* Collected data:
################
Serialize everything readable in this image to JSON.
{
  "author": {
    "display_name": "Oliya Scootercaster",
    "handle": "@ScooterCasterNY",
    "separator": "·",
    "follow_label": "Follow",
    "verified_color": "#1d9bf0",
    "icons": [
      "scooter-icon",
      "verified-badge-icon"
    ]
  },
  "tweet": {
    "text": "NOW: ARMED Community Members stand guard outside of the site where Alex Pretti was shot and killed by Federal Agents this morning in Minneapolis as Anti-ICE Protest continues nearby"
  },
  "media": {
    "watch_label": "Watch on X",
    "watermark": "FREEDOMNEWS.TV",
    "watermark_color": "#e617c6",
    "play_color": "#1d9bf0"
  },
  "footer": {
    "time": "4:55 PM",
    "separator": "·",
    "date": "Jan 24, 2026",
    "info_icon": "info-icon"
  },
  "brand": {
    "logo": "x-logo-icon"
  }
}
################
* TASK DIRECTIONS:
Repeat the lines above exactly.

* TASK SOLUTION:
Serialize everything readable in this image to JSON.
{
  "author": {
    "display_name": "Oliya Scootercaster",
    "handle": "@ScooterCasterNY",
    "separator": "·",
    "follow_label": "Follow",
    "verified_color": "#1d9bf0",
    "icons": [
      "scooter-icon",
      "verified-badge-icon"
    ]
  },
  "tweet": {
    "text": "NOW: ARMED Community Members stand guard outside of the site where Alex Pretti was shot and killed by Federal Agents this morning in Minneapolis as Anti-ICE Protest continues nearby"
  },
  "media": {
    "watch_label": "Watch on X",
    "watermark": "FREEDOMNEWS.TV",
    "watermark_color": "#e617c6",
    "play_color": "#1d9bf0"
  },
  "footer": {
    "time": "4:55 PM",
    "separator": "·",
    "date": "Jan 24, 2026",
    "info_icon": "info-icon"
  },
  "brand": {
    "logo": "x-logo-icon"
  }
}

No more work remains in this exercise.